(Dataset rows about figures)
▬▬▬▬▬▬▬▬▬▬
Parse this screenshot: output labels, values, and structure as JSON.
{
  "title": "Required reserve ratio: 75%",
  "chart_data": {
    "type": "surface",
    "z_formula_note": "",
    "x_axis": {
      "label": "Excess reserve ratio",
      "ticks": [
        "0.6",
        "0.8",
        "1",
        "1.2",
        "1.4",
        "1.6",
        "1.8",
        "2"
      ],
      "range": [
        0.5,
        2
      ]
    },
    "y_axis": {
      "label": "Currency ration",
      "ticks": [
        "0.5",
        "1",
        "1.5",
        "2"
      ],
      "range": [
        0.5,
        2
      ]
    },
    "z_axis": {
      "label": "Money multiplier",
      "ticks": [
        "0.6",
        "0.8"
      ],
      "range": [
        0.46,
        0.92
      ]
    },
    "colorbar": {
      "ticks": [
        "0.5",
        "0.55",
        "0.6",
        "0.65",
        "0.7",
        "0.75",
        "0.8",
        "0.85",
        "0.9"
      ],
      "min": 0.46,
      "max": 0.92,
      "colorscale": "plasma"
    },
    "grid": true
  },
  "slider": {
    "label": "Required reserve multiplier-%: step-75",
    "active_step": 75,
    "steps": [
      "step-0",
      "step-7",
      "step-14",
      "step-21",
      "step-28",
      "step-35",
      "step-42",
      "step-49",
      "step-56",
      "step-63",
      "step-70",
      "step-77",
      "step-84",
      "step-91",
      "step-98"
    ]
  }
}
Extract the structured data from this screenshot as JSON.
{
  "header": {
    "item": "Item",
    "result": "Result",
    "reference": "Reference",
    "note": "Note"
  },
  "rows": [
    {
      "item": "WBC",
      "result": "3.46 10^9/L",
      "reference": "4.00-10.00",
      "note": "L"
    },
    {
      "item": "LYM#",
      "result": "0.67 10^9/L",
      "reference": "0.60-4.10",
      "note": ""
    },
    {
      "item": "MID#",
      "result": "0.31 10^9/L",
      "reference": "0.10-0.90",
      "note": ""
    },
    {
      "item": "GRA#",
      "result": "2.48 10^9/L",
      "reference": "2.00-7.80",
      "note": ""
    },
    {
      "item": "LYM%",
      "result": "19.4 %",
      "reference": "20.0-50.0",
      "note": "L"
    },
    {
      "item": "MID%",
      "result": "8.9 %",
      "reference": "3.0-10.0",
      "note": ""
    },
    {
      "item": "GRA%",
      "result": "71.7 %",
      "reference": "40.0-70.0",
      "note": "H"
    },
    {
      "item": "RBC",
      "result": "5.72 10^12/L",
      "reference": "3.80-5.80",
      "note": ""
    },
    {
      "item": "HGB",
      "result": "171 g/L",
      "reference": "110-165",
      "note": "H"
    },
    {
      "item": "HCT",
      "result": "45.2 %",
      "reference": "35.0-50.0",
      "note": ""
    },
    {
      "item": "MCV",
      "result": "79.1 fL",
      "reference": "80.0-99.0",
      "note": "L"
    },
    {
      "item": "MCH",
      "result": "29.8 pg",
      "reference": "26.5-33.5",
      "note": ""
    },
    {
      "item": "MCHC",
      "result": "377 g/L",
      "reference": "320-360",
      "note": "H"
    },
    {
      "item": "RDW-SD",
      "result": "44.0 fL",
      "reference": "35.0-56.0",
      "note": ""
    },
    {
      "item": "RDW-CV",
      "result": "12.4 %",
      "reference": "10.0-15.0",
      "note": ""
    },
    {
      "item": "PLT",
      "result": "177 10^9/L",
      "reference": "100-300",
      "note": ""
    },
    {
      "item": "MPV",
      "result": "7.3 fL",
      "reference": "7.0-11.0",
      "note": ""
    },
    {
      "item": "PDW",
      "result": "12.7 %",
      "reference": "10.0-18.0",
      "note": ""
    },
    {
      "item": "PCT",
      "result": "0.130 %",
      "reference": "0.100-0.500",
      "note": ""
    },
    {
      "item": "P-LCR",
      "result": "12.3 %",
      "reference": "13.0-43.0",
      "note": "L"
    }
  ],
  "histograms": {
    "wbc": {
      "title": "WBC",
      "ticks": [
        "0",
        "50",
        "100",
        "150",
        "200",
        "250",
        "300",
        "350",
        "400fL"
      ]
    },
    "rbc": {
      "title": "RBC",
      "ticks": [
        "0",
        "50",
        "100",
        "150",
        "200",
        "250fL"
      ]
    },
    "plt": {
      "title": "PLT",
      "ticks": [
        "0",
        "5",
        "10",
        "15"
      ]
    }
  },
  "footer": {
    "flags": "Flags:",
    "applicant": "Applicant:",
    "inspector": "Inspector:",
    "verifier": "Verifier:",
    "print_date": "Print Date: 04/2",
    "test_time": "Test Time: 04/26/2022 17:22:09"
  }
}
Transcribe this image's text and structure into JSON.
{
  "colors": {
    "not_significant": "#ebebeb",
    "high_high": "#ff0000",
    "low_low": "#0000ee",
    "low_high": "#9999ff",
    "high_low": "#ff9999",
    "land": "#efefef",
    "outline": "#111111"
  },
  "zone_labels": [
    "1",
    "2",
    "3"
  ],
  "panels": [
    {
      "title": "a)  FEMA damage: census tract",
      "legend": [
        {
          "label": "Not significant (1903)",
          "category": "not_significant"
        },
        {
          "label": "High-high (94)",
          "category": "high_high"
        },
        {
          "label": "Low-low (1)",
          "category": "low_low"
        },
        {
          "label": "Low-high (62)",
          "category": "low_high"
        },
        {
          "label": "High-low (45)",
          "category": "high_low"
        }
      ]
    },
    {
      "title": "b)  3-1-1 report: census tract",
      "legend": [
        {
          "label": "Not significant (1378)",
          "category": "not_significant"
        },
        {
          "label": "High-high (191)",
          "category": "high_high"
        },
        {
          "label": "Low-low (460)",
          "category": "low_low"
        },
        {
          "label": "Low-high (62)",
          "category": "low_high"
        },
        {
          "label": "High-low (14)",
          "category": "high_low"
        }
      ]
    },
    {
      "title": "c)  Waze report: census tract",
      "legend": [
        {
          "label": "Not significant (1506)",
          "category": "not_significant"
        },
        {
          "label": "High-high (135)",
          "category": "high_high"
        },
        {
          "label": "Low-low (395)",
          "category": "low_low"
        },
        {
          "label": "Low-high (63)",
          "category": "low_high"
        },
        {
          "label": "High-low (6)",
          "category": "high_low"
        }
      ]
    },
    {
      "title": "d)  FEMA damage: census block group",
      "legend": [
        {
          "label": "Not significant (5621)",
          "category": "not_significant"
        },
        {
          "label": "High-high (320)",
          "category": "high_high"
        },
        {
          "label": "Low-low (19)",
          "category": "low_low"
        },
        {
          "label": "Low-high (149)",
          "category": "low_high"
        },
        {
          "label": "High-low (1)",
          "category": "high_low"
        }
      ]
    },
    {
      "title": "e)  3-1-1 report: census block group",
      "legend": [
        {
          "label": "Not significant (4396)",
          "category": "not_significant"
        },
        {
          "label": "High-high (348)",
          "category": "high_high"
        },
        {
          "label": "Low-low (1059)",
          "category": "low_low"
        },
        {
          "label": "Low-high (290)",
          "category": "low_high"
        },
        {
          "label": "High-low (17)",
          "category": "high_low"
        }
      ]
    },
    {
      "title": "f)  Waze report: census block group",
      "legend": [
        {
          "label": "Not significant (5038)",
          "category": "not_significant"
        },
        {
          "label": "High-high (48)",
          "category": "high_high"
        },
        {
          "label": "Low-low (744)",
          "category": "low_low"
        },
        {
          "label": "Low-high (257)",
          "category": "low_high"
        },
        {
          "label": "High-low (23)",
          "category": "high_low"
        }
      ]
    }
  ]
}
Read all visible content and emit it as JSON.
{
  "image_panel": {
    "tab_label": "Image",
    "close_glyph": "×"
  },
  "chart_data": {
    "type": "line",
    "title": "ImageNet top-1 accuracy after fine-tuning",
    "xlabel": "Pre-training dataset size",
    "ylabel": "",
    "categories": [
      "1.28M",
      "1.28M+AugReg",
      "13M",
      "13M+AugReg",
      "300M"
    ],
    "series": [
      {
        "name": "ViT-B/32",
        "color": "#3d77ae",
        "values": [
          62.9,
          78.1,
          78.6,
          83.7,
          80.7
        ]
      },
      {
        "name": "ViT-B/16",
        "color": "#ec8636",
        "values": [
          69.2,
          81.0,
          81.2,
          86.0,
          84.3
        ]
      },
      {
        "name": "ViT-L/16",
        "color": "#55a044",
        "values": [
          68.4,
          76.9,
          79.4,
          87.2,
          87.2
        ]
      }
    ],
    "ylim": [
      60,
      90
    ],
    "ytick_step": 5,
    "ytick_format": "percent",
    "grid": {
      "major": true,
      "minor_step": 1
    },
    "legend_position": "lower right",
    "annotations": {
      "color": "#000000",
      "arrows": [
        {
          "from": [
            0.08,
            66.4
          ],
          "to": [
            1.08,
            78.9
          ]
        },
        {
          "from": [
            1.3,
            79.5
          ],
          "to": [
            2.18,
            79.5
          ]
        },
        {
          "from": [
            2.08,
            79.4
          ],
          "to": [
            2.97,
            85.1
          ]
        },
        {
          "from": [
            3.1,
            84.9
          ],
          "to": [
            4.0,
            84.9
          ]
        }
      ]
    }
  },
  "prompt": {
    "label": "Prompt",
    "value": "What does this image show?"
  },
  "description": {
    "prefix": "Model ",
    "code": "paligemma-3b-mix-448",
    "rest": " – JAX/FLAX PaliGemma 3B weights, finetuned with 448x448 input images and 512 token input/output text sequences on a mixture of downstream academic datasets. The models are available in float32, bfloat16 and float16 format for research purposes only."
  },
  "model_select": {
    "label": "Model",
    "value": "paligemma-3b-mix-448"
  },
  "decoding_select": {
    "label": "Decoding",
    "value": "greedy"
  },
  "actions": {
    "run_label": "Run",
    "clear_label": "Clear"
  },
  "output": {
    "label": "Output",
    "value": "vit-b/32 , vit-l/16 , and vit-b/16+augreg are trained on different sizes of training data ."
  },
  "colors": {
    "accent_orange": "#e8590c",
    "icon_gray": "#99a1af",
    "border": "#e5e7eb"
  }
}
▬▬▬▬▬▬▬▬▬▬
#### [EXERCISE AIM]
Scan the entries above and work out how many lines include the word "group"; the reply is that number alone.

#### [ANSWER IN FULL]
3